### INPUT FOR THIS TASK ###
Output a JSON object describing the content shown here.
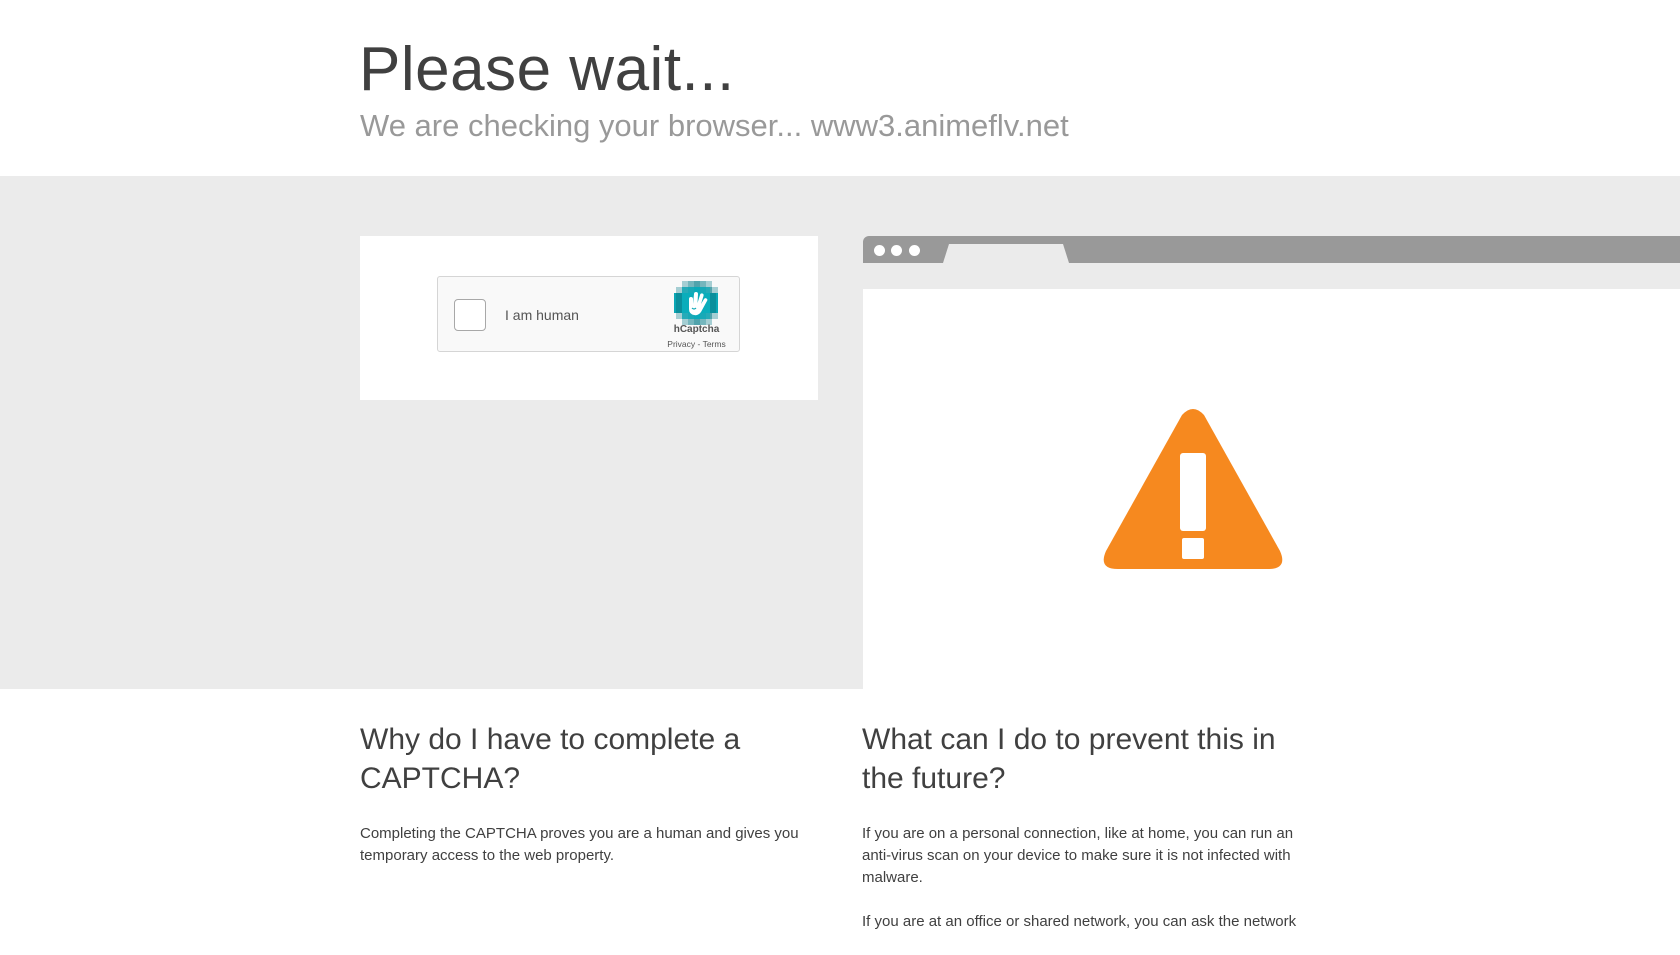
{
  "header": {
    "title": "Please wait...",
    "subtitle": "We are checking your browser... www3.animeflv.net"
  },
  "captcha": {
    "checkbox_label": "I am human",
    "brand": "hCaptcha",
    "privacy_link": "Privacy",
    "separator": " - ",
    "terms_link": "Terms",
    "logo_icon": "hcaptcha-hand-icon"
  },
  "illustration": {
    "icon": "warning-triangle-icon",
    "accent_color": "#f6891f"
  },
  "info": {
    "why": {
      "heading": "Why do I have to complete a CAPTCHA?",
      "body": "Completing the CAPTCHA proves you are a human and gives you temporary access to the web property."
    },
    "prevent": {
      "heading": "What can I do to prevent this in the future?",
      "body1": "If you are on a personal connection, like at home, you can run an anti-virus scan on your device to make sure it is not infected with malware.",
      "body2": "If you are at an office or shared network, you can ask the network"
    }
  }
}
###
WHAT YOU NEED TO DO: Determine the number of lines in the entries that contain the word "your". Give that number and nothing more.

SOLUTION: 2